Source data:
•••
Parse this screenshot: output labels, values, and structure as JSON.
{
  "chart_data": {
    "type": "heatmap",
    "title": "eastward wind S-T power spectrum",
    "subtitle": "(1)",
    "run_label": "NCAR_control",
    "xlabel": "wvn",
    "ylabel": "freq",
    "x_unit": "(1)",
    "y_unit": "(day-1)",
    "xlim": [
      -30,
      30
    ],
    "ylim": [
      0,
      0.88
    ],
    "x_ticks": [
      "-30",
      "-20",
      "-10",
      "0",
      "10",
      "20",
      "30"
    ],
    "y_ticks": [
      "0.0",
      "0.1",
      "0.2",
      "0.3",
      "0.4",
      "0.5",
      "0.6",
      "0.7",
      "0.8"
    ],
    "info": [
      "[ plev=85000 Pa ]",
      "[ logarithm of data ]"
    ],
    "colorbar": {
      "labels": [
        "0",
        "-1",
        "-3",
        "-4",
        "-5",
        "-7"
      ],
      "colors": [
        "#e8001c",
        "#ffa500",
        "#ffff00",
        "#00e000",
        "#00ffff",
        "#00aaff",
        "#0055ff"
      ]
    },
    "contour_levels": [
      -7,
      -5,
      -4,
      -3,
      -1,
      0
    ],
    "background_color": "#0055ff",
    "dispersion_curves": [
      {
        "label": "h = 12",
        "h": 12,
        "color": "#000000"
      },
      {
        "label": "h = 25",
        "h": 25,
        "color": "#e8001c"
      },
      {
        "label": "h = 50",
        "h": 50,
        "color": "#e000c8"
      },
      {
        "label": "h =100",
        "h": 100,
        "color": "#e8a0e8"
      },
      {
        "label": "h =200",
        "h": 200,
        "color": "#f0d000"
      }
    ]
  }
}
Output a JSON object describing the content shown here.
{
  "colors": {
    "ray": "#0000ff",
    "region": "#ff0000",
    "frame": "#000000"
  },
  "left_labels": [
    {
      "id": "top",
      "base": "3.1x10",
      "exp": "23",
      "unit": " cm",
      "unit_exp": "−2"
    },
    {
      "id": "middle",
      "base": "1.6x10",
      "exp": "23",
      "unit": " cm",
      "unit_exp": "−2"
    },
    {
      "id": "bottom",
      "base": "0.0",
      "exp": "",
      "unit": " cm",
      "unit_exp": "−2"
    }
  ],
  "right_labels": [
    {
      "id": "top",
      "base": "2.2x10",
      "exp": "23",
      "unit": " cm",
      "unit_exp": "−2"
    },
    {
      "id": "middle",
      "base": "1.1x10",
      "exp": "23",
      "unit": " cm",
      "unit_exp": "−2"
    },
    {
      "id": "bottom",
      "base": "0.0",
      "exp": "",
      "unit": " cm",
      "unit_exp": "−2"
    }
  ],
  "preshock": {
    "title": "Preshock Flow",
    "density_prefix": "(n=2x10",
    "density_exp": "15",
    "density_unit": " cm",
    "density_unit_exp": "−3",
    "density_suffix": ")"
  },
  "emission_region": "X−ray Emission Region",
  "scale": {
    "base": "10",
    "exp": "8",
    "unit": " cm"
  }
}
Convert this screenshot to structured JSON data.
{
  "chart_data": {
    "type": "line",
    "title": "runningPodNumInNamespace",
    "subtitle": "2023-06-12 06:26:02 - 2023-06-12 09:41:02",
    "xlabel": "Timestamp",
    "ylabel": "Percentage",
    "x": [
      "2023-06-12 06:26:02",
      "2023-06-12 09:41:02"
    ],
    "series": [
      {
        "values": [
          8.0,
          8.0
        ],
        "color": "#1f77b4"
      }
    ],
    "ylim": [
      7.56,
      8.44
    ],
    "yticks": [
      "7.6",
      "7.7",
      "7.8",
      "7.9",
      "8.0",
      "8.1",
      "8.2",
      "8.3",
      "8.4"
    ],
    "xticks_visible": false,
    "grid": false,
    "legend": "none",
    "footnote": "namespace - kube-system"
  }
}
•••
TASK: Print the material above once more, exactly.

THE RESPONSE:
Parse this screenshot: output labels, values, and structure as JSON.
{
  "chart_data": {
    "type": "heatmap",
    "title": "eastward wind S-T power spectrum",
    "subtitle": "(1)",
    "run_label": "NCAR_control",
    "xlabel": "wvn",
    "ylabel": "freq",
    "x_unit": "(1)",
    "y_unit": "(day-1)",
    "xlim": [
      -30,
      30
    ],
    "ylim": [
      0,
      0.88
    ],
    "x_ticks": [
      "-30",
      "-20",
      "-10",
      "0",
      "10",
      "20",
      "30"
    ],
    "y_ticks": [
      "0.0",
      "0.1",
      "0.2",
      "0.3",
      "0.4",
      "0.5",
      "0.6",
      "0.7",
      "0.8"
    ],
    "info": [
      "[ plev=85000 Pa ]",
      "[ logarithm of data ]"
    ],
    "colorbar": {
      "labels": [
        "0",
        "-1",
        "-3",
        "-4",
        "-5",
        "-7"
      ],
      "colors": [
        "#e8001c",
        "#ffa500",
        "#ffff00",
        "#00e000",
        "#00ffff",
        "#00aaff",
        "#0055ff"
      ]
    },
    "contour_levels": [
      -7,
      -5,
      -4,
      -3,
      -1,
      0
    ],
    "background_color": "#0055ff",
    "dispersion_curves": [
      {
        "label": "h = 12",
        "h": 12,
        "color": "#000000"
      },
      {
        "label": "h = 25",
        "h": 25,
        "color": "#e8001c"
      },
      {
        "label": "h = 50",
        "h": 50,
        "color": "#e000c8"
      },
      {
        "label": "h =100",
        "h": 100,
        "color": "#e8a0e8"
      },
      {
        "label": "h =200",
        "h": 200,
        "color": "#f0d000"
      }
    ]
  }
}
Output a JSON object describing the content shown here.
{
  "colors": {
    "ray": "#0000ff",
    "region": "#ff0000",
    "frame": "#000000"
  },
  "left_labels": [
    {
      "id": "top",
      "base": "3.1x10",
      "exp": "23",
      "unit": " cm",
      "unit_exp": "−2"
    },
    {
      "id": "middle",
      "base": "1.6x10",
      "exp": "23",
      "unit": " cm",
      "unit_exp": "−2"
    },
    {
      "id": "bottom",
      "base": "0.0",
      "exp": "",
      "unit": " cm",
      "unit_exp": "−2"
    }
  ],
  "right_labels": [
    {
      "id": "top",
      "base": "2.2x10",
      "exp": "23",
      "unit": " cm",
      "unit_exp": "−2"
    },
    {
      "id": "middle",
      "base": "1.1x10",
      "exp": "23",
      "unit": " cm",
      "unit_exp": "−2"
    },
    {
      "id": "bottom",
      "base": "0.0",
      "exp": "",
      "unit": " cm",
      "unit_exp": "−2"
    }
  ],
  "preshock": {
    "title": "Preshock Flow",
    "density_prefix": "(n=2x10",
    "density_exp": "15",
    "density_unit": " cm",
    "density_unit_exp": "−3",
    "density_suffix": ")"
  },
  "emission_region": "X−ray Emission Region",
  "scale": {
    "base": "10",
    "exp": "8",
    "unit": " cm"
  }
}
Convert this screenshot to structured JSON data.
{
  "chart_data": {
    "type": "line",
    "title": "runningPodNumInNamespace",
    "subtitle": "2023-06-12 06:26:02 - 2023-06-12 09:41:02",
    "xlabel": "Timestamp",
    "ylabel": "Percentage",
    "x": [
      "2023-06-12 06:26:02",
      "2023-06-12 09:41:02"
    ],
    "series": [
      {
        "values": [
          8.0,
          8.0
        ],
        "color": "#1f77b4"
      }
    ],
    "ylim": [
      7.56,
      8.44
    ],
    "yticks": [
      "7.6",
      "7.7",
      "7.8",
      "7.9",
      "8.0",
      "8.1",
      "8.2",
      "8.3",
      "8.4"
    ],
    "xticks_visible": false,
    "grid": false,
    "legend": "none",
    "footnote": "namespace - kube-system"
  }
}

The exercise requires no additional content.